__SET TASK__:
Retype the records below word for word and omit any image.

__INPUT ROWS__:
== == ==

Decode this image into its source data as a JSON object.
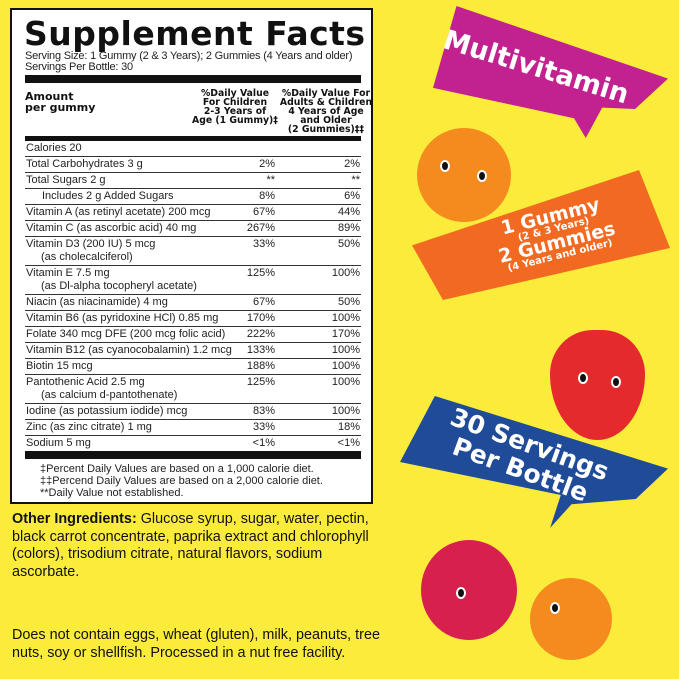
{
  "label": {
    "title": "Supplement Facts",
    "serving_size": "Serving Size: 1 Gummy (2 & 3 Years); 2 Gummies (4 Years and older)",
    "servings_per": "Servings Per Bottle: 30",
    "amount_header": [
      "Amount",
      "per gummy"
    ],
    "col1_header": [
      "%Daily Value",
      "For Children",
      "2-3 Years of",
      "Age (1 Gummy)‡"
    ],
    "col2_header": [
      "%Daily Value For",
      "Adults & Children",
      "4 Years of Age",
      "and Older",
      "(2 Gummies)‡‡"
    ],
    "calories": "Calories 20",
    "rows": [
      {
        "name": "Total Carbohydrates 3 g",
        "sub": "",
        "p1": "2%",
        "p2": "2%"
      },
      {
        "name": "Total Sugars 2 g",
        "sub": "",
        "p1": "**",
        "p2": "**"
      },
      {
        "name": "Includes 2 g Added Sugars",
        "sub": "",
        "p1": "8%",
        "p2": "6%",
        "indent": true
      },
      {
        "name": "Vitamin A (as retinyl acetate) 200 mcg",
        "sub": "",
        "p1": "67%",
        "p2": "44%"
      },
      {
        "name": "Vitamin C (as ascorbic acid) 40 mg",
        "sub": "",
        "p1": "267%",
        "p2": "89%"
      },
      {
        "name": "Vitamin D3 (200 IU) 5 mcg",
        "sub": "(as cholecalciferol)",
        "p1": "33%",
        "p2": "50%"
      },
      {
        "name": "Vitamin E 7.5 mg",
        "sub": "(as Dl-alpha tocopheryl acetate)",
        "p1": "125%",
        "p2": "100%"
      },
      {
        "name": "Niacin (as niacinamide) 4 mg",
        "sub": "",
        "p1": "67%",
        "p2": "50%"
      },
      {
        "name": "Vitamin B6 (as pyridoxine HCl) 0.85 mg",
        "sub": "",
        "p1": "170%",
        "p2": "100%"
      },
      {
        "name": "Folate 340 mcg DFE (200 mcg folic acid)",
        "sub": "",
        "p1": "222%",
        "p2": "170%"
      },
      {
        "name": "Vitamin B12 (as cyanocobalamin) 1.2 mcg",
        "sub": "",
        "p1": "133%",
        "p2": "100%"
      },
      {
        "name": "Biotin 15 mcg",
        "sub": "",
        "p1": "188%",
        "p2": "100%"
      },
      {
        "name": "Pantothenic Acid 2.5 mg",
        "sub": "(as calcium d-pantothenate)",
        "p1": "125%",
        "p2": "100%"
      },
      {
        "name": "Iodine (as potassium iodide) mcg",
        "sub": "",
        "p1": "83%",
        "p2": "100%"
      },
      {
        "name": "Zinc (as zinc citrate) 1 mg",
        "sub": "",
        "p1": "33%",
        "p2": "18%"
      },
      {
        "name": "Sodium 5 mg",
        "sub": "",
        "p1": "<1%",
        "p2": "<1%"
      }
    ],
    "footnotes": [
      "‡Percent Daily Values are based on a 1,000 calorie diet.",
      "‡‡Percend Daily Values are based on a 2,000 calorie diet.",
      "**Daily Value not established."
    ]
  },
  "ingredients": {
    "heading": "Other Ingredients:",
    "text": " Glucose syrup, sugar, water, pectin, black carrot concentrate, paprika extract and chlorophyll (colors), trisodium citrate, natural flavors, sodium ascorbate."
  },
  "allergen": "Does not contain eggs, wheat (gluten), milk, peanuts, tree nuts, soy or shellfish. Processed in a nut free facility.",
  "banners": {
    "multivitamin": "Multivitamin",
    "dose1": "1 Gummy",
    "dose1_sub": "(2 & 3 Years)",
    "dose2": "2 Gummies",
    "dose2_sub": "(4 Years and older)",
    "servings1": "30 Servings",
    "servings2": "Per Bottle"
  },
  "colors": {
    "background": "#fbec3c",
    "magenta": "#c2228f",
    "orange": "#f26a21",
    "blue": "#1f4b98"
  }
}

== == ==

__WRITTEN RESPONSE__:
Decode this image into its source data as a JSON object.
{
  "label": {
    "title": "Supplement Facts",
    "serving_size": "Serving Size: 1 Gummy (2 & 3 Years); 2 Gummies (4 Years and older)",
    "servings_per": "Servings Per Bottle: 30",
    "amount_header": [
      "Amount",
      "per gummy"
    ],
    "col1_header": [
      "%Daily Value",
      "For Children",
      "2-3 Years of",
      "Age (1 Gummy)‡"
    ],
    "col2_header": [
      "%Daily Value For",
      "Adults & Children",
      "4 Years of Age",
      "and Older",
      "(2 Gummies)‡‡"
    ],
    "calories": "Calories 20",
    "rows": [
      {
        "name": "Total Carbohydrates 3 g",
        "sub": "",
        "p1": "2%",
        "p2": "2%"
      },
      {
        "name": "Total Sugars 2 g",
        "sub": "",
        "p1": "**",
        "p2": "**"
      },
      {
        "name": "Includes 2 g Added Sugars",
        "sub": "",
        "p1": "8%",
        "p2": "6%",
        "indent": true
      },
      {
        "name": "Vitamin A (as retinyl acetate) 200 mcg",
        "sub": "",
        "p1": "67%",
        "p2": "44%"
      },
      {
        "name": "Vitamin C (as ascorbic acid) 40 mg",
        "sub": "",
        "p1": "267%",
        "p2": "89%"
      },
      {
        "name": "Vitamin D3 (200 IU) 5 mcg",
        "sub": "(as cholecalciferol)",
        "p1": "33%",
        "p2": "50%"
      },
      {
        "name": "Vitamin E 7.5 mg",
        "sub": "(as Dl-alpha tocopheryl acetate)",
        "p1": "125%",
        "p2": "100%"
      },
      {
        "name": "Niacin (as niacinamide) 4 mg",
        "sub": "",
        "p1": "67%",
        "p2": "50%"
      },
      {
        "name": "Vitamin B6 (as pyridoxine HCl) 0.85 mg",
        "sub": "",
        "p1": "170%",
        "p2": "100%"
      },
      {
        "name": "Folate 340 mcg DFE (200 mcg folic acid)",
        "sub": "",
        "p1": "222%",
        "p2": "170%"
      },
      {
        "name": "Vitamin B12 (as cyanocobalamin) 1.2 mcg",
        "sub": "",
        "p1": "133%",
        "p2": "100%"
      },
      {
        "name": "Biotin 15 mcg",
        "sub": "",
        "p1": "188%",
        "p2": "100%"
      },
      {
        "name": "Pantothenic Acid 2.5 mg",
        "sub": "(as calcium d-pantothenate)",
        "p1": "125%",
        "p2": "100%"
      },
      {
        "name": "Iodine (as potassium iodide) mcg",
        "sub": "",
        "p1": "83%",
        "p2": "100%"
      },
      {
        "name": "Zinc (as zinc citrate) 1 mg",
        "sub": "",
        "p1": "33%",
        "p2": "18%"
      },
      {
        "name": "Sodium 5 mg",
        "sub": "",
        "p1": "<1%",
        "p2": "<1%"
      }
    ],
    "footnotes": [
      "‡Percent Daily Values are based on a 1,000 calorie diet.",
      "‡‡Percend Daily Values are based on a 2,000 calorie diet.",
      "**Daily Value not established."
    ]
  },
  "ingredients": {
    "heading": "Other Ingredients:",
    "text": " Glucose syrup, sugar, water, pectin, black carrot concentrate, paprika extract and chlorophyll (colors), trisodium citrate, natural flavors, sodium ascorbate."
  },
  "allergen": "Does not contain eggs, wheat (gluten), milk, peanuts, tree nuts, soy or shellfish. Processed in a nut free facility.",
  "banners": {
    "multivitamin": "Multivitamin",
    "dose1": "1 Gummy",
    "dose1_sub": "(2 & 3 Years)",
    "dose2": "2 Gummies",
    "dose2_sub": "(4 Years and older)",
    "servings1": "30 Servings",
    "servings2": "Per Bottle"
  },
  "colors": {
    "background": "#fbec3c",
    "magenta": "#c2228f",
    "orange": "#f26a21",
    "blue": "#1f4b98"
  }
}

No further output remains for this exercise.